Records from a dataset
-- begin --

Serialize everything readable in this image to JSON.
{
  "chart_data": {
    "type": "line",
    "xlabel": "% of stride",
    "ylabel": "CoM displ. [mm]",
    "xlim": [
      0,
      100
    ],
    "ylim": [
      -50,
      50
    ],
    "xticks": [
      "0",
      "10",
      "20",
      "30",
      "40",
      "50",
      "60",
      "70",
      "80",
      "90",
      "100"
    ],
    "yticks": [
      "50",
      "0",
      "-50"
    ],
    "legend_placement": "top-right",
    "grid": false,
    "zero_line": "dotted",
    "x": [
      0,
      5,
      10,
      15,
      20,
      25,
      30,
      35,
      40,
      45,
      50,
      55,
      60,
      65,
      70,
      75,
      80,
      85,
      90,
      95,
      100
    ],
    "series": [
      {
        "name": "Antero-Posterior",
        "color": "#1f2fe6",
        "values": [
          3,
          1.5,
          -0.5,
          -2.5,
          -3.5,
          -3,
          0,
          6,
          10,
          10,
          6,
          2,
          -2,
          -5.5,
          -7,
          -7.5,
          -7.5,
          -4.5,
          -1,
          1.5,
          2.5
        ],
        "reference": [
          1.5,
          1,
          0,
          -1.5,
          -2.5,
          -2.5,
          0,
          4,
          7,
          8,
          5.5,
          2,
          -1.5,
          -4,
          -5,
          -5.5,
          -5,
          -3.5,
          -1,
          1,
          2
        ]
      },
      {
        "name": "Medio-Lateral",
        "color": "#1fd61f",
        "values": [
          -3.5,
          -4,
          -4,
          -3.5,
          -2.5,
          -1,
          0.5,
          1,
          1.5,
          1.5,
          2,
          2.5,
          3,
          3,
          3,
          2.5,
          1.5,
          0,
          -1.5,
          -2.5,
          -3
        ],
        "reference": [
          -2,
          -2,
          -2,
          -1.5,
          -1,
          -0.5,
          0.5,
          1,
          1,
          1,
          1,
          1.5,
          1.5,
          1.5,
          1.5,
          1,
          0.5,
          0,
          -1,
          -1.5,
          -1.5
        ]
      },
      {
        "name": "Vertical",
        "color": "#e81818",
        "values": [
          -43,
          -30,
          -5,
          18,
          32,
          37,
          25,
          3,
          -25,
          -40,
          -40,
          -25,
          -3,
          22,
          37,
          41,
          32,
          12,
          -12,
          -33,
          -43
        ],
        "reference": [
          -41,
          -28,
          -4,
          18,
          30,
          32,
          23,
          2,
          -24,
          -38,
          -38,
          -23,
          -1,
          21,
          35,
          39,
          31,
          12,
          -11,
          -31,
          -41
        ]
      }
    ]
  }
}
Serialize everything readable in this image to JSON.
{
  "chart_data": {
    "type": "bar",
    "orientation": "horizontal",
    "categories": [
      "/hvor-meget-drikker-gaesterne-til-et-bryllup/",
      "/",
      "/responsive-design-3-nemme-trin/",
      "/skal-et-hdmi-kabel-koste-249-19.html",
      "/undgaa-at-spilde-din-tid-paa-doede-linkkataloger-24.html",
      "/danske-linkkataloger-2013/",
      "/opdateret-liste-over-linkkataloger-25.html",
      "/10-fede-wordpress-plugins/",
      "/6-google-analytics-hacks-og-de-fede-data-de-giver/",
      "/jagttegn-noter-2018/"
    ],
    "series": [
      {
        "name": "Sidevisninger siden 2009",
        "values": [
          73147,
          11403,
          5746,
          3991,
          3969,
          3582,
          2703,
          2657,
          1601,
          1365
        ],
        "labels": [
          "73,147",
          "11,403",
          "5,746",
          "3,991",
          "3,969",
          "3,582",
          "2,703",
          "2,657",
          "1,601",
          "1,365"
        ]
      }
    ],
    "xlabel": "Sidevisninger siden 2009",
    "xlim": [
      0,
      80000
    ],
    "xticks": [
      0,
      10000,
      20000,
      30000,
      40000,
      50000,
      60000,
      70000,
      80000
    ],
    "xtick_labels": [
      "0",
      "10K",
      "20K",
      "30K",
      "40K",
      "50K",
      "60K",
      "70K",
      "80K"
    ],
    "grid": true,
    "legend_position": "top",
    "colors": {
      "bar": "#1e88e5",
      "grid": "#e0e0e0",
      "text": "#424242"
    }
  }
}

-- end --

*Stated exercise:* Each entry above is to be set down again in exactly the same words.

*Exercise result:*
Serialize everything readable in this image to JSON.
{
  "chart_data": {
    "type": "line",
    "xlabel": "% of stride",
    "ylabel": "CoM displ. [mm]",
    "xlim": [
      0,
      100
    ],
    "ylim": [
      -50,
      50
    ],
    "xticks": [
      "0",
      "10",
      "20",
      "30",
      "40",
      "50",
      "60",
      "70",
      "80",
      "90",
      "100"
    ],
    "yticks": [
      "50",
      "0",
      "-50"
    ],
    "legend_placement": "top-right",
    "grid": false,
    "zero_line": "dotted",
    "x": [
      0,
      5,
      10,
      15,
      20,
      25,
      30,
      35,
      40,
      45,
      50,
      55,
      60,
      65,
      70,
      75,
      80,
      85,
      90,
      95,
      100
    ],
    "series": [
      {
        "name": "Antero-Posterior",
        "color": "#1f2fe6",
        "values": [
          3,
          1.5,
          -0.5,
          -2.5,
          -3.5,
          -3,
          0,
          6,
          10,
          10,
          6,
          2,
          -2,
          -5.5,
          -7,
          -7.5,
          -7.5,
          -4.5,
          -1,
          1.5,
          2.5
        ],
        "reference": [
          1.5,
          1,
          0,
          -1.5,
          -2.5,
          -2.5,
          0,
          4,
          7,
          8,
          5.5,
          2,
          -1.5,
          -4,
          -5,
          -5.5,
          -5,
          -3.5,
          -1,
          1,
          2
        ]
      },
      {
        "name": "Medio-Lateral",
        "color": "#1fd61f",
        "values": [
          -3.5,
          -4,
          -4,
          -3.5,
          -2.5,
          -1,
          0.5,
          1,
          1.5,
          1.5,
          2,
          2.5,
          3,
          3,
          3,
          2.5,
          1.5,
          0,
          -1.5,
          -2.5,
          -3
        ],
        "reference": [
          -2,
          -2,
          -2,
          -1.5,
          -1,
          -0.5,
          0.5,
          1,
          1,
          1,
          1,
          1.5,
          1.5,
          1.5,
          1.5,
          1,
          0.5,
          0,
          -1,
          -1.5,
          -1.5
        ]
      },
      {
        "name": "Vertical",
        "color": "#e81818",
        "values": [
          -43,
          -30,
          -5,
          18,
          32,
          37,
          25,
          3,
          -25,
          -40,
          -40,
          -25,
          -3,
          22,
          37,
          41,
          32,
          12,
          -12,
          -33,
          -43
        ],
        "reference": [
          -41,
          -28,
          -4,
          18,
          30,
          32,
          23,
          2,
          -24,
          -38,
          -38,
          -23,
          -1,
          21,
          35,
          39,
          31,
          12,
          -11,
          -31,
          -41
        ]
      }
    ]
  }
}
Serialize everything readable in this image to JSON.
{
  "chart_data": {
    "type": "bar",
    "orientation": "horizontal",
    "categories": [
      "/hvor-meget-drikker-gaesterne-til-et-bryllup/",
      "/",
      "/responsive-design-3-nemme-trin/",
      "/skal-et-hdmi-kabel-koste-249-19.html",
      "/undgaa-at-spilde-din-tid-paa-doede-linkkataloger-24.html",
      "/danske-linkkataloger-2013/",
      "/opdateret-liste-over-linkkataloger-25.html",
      "/10-fede-wordpress-plugins/",
      "/6-google-analytics-hacks-og-de-fede-data-de-giver/",
      "/jagttegn-noter-2018/"
    ],
    "series": [
      {
        "name": "Sidevisninger siden 2009",
        "values": [
          73147,
          11403,
          5746,
          3991,
          3969,
          3582,
          2703,
          2657,
          1601,
          1365
        ],
        "labels": [
          "73,147",
          "11,403",
          "5,746",
          "3,991",
          "3,969",
          "3,582",
          "2,703",
          "2,657",
          "1,601",
          "1,365"
        ]
      }
    ],
    "xlabel": "Sidevisninger siden 2009",
    "xlim": [
      0,
      80000
    ],
    "xticks": [
      0,
      10000,
      20000,
      30000,
      40000,
      50000,
      60000,
      70000,
      80000
    ],
    "xtick_labels": [
      "0",
      "10K",
      "20K",
      "30K",
      "40K",
      "50K",
      "60K",
      "70K",
      "80K"
    ],
    "grid": true,
    "legend_position": "top",
    "colors": {
      "bar": "#1e88e5",
      "grid": "#e0e0e0",
      "text": "#424242"
    }
  }
}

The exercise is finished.